The answer is every line in the data below that contains the word "intensity".

Data excerpts:
'''
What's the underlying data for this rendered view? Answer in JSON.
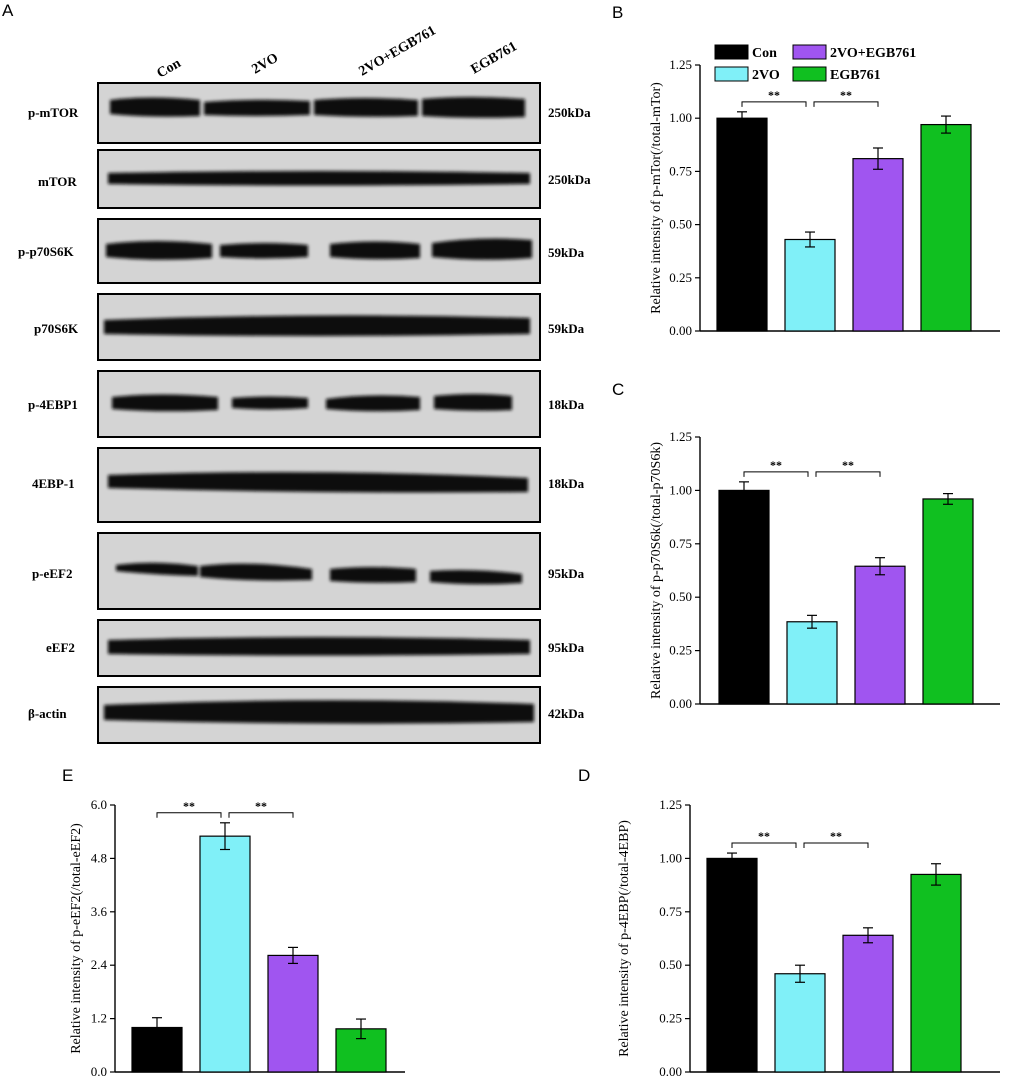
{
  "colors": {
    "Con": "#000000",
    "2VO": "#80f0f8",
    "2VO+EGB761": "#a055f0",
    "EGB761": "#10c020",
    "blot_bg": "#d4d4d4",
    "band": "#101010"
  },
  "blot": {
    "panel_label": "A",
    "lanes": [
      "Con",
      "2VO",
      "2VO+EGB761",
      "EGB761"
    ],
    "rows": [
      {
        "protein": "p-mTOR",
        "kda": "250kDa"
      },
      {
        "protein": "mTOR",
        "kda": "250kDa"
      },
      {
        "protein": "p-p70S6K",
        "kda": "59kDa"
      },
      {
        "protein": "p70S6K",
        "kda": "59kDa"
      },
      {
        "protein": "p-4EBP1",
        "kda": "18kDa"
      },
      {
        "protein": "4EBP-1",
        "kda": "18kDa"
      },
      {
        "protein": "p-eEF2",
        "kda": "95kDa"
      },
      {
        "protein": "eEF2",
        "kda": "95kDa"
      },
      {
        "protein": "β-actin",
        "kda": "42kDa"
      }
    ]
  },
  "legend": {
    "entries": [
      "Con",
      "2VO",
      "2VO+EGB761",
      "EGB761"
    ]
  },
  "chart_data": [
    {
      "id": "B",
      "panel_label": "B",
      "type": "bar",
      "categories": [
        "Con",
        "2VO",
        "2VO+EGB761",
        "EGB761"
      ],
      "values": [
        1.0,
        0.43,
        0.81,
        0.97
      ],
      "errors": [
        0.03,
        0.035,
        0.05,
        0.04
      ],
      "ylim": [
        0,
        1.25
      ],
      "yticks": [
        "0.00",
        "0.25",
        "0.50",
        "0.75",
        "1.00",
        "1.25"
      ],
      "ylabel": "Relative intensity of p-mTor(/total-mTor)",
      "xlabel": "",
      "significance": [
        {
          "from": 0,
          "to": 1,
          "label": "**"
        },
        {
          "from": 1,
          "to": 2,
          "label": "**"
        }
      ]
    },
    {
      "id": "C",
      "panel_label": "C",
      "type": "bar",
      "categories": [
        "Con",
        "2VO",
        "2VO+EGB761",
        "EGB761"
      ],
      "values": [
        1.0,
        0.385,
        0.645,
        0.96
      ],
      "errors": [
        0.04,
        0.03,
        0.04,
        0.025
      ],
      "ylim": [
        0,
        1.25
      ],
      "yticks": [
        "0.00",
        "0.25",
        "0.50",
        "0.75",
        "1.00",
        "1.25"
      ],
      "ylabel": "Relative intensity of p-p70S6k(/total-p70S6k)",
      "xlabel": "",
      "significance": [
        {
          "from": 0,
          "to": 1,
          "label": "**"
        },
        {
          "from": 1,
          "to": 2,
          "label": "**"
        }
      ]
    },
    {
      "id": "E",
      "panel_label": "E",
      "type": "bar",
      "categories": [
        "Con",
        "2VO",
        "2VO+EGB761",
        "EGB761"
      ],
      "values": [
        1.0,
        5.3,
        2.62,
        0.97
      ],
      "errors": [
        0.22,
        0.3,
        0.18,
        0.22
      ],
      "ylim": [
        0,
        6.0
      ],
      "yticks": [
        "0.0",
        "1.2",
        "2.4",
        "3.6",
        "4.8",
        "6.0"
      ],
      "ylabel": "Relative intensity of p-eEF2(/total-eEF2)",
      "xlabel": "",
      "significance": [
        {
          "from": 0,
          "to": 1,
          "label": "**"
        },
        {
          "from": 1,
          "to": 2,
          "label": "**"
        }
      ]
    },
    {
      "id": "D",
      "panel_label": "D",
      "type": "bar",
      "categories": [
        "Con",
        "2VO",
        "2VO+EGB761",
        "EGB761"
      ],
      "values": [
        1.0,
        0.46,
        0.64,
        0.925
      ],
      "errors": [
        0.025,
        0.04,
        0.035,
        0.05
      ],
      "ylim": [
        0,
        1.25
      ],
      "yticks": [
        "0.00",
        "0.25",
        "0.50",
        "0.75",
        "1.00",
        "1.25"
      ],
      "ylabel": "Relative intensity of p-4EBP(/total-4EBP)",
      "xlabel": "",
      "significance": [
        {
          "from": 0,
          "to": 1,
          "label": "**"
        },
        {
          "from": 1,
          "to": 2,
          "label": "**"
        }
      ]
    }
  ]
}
'''
Response:
      "ylabel": "Relative intensity of p-mTor(/total-mTor)",
      "ylabel": "Relative intensity of p-p70S6k(/total-p70S6k)",
      "ylabel": "Relative intensity of p-eEF2(/total-eEF2)",
      "ylabel": "Relative intensity of p-4EBP(/total-4EBP)",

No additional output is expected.